▶ _SHORT TASK_
Print every line of the listing exactly, please.

▶ _SOURCE DATA_
^^^^^^^^^^^^^^^^

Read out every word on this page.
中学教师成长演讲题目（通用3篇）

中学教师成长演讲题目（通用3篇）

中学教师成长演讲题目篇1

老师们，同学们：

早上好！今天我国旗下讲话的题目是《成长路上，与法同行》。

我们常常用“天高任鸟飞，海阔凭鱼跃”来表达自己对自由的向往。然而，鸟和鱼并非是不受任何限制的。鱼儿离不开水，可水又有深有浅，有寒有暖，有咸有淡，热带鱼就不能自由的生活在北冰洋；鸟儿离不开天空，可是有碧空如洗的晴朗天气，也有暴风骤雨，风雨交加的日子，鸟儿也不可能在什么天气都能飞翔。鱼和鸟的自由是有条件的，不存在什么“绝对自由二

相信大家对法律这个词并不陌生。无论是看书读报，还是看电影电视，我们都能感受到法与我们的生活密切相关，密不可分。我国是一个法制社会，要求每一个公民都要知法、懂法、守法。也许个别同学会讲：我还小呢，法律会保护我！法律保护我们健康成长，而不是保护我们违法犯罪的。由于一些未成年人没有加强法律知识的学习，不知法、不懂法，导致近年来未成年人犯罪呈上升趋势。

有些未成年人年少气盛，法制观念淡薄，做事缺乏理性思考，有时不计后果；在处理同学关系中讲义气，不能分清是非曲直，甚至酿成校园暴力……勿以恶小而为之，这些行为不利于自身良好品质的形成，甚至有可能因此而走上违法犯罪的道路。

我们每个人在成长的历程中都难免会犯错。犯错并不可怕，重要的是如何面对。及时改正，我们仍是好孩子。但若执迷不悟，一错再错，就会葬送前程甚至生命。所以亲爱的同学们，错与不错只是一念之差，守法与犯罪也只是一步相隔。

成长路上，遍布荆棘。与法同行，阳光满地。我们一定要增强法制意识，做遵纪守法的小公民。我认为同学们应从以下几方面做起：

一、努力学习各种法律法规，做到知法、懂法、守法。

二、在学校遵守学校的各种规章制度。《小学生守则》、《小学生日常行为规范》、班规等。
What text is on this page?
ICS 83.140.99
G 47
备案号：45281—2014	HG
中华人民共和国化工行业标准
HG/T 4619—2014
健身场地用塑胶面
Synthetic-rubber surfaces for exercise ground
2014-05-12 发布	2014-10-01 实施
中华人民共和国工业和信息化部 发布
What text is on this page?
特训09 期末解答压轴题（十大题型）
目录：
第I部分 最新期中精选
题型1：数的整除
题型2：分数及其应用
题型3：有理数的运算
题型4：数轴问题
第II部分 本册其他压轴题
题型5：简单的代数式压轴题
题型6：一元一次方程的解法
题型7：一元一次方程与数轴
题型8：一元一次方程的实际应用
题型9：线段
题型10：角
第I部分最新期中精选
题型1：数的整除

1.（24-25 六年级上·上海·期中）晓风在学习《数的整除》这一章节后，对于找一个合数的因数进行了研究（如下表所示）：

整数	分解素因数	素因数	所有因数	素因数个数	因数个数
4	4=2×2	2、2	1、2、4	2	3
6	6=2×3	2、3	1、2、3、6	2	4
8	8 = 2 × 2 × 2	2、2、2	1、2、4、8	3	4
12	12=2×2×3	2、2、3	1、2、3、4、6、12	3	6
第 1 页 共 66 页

^^^^^^^^^^^^^^^^

▶ _TASK RESULT_
Read out every word on this page.
中学教师成长演讲题目（通用3篇）

中学教师成长演讲题目（通用3篇）

中学教师成长演讲题目篇1

老师们，同学们：

早上好！今天我国旗下讲话的题目是《成长路上，与法同行》。

我们常常用“天高任鸟飞，海阔凭鱼跃”来表达自己对自由的向往。然而，鸟和鱼并非是不受任何限制的。鱼儿离不开水，可水又有深有浅，有寒有暖，有咸有淡，热带鱼就不能自由的生活在北冰洋；鸟儿离不开天空，可是有碧空如洗的晴朗天气，也有暴风骤雨，风雨交加的日子，鸟儿也不可能在什么天气都能飞翔。鱼和鸟的自由是有条件的，不存在什么“绝对自由二

相信大家对法律这个词并不陌生。无论是看书读报，还是看电影电视，我们都能感受到法与我们的生活密切相关，密不可分。我国是一个法制社会，要求每一个公民都要知法、懂法、守法。也许个别同学会讲：我还小呢，法律会保护我！法律保护我们健康成长，而不是保护我们违法犯罪的。由于一些未成年人没有加强法律知识的学习，不知法、不懂法，导致近年来未成年人犯罪呈上升趋势。

有些未成年人年少气盛，法制观念淡薄，做事缺乏理性思考，有时不计后果；在处理同学关系中讲义气，不能分清是非曲直，甚至酿成校园暴力……勿以恶小而为之，这些行为不利于自身良好品质的形成，甚至有可能因此而走上违法犯罪的道路。

我们每个人在成长的历程中都难免会犯错。犯错并不可怕，重要的是如何面对。及时改正，我们仍是好孩子。但若执迷不悟，一错再错，就会葬送前程甚至生命。所以亲爱的同学们，错与不错只是一念之差，守法与犯罪也只是一步相隔。

成长路上，遍布荆棘。与法同行，阳光满地。我们一定要增强法制意识，做遵纪守法的小公民。我认为同学们应从以下几方面做起：

一、努力学习各种法律法规，做到知法、懂法、守法。

二、在学校遵守学校的各种规章制度。《小学生守则》、《小学生日常行为规范》、班规等。
What text is on this page?
ICS 83.140.99
G 47
备案号：45281—2014	HG
中华人民共和国化工行业标准
HG/T 4619—2014
健身场地用塑胶面
Synthetic-rubber surfaces for exercise ground
2014-05-12 发布	2014-10-01 实施
中华人民共和国工业和信息化部 发布
What text is on this page?
特训09 期末解答压轴题（十大题型）
目录：
第I部分 最新期中精选
题型1：数的整除
题型2：分数及其应用
题型3：有理数的运算
题型4：数轴问题
第II部分 本册其他压轴题
题型5：简单的代数式压轴题
题型6：一元一次方程的解法
题型7：一元一次方程与数轴
题型8：一元一次方程的实际应用
题型9：线段
题型10：角
第I部分最新期中精选
题型1：数的整除

1.（24-25 六年级上·上海·期中）晓风在学习《数的整除》这一章节后，对于找一个合数的因数进行了研究（如下表所示）：

整数	分解素因数	素因数	所有因数	素因数个数	因数个数
4	4=2×2	2、2	1、2、4	2	3
6	6=2×3	2、3	1、2、3、6	2	4
8	8 = 2 × 2 × 2	2、2、2	1、2、4、8	3	4
12	12=2×2×3	2、2、3	1、2、3、4、6、12	3	6
第 1 页 共 66 页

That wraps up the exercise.